▶ _Instructions to follow_
All entries below need to be written out exactly, but without their pictures.

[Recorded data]
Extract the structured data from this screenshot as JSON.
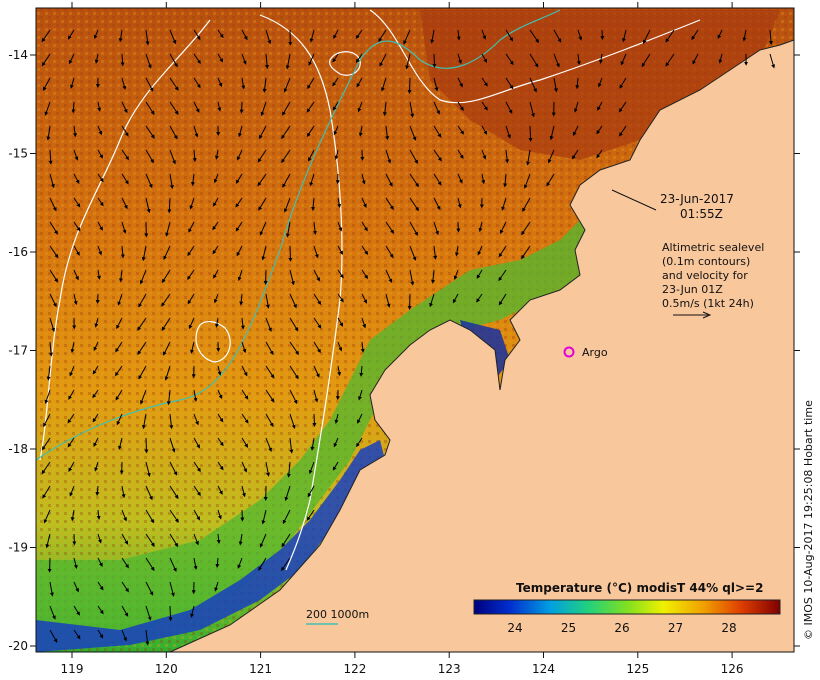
{
  "map": {
    "x_ticks": [
      "119",
      "120",
      "121",
      "122",
      "123",
      "124",
      "125",
      "126"
    ],
    "y_ticks": [
      "-14",
      "-15",
      "-16",
      "-17",
      "-18",
      "-19",
      "-20"
    ],
    "date_line1": "23-Jun-2017",
    "date_line2": "01:55Z",
    "altimetry_lines": [
      "Altimetric sealevel",
      "(0.1m contours)",
      "and velocity for",
      "23-Jun 01Z",
      "0.5m/s (1kt 24h)"
    ],
    "argo_label": "Argo",
    "bathy_label": "200  1000m",
    "colorbar": {
      "title": "Temperature (°C) modisT 44% ql>=2",
      "ticks": [
        "24",
        "25",
        "26",
        "27",
        "28"
      ]
    },
    "credit": "© IMOS 10-Aug-2017 19:25:08 Hobart time",
    "colors": {
      "land": "#f9c79c",
      "warm": "#c85a12",
      "cool": "#14a03c",
      "cold": "#1020a0",
      "argo": "#e000e0",
      "contour": "#ffffff",
      "bathy": "#40c0b0"
    }
  }
}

▶ _Solved exercise_
Extract the structured data from this screenshot as JSON.
{
  "map": {
    "x_ticks": [
      "119",
      "120",
      "121",
      "122",
      "123",
      "124",
      "125",
      "126"
    ],
    "y_ticks": [
      "-14",
      "-15",
      "-16",
      "-17",
      "-18",
      "-19",
      "-20"
    ],
    "date_line1": "23-Jun-2017",
    "date_line2": "01:55Z",
    "altimetry_lines": [
      "Altimetric sealevel",
      "(0.1m contours)",
      "and velocity for",
      "23-Jun 01Z",
      "0.5m/s (1kt 24h)"
    ],
    "argo_label": "Argo",
    "bathy_label": "200  1000m",
    "colorbar": {
      "title": "Temperature (°C) modisT 44% ql>=2",
      "ticks": [
        "24",
        "25",
        "26",
        "27",
        "28"
      ]
    },
    "credit": "© IMOS 10-Aug-2017 19:25:08 Hobart time",
    "colors": {
      "land": "#f9c79c",
      "warm": "#c85a12",
      "cool": "#14a03c",
      "cold": "#1020a0",
      "argo": "#e000e0",
      "contour": "#ffffff",
      "bathy": "#40c0b0"
    }
  }
}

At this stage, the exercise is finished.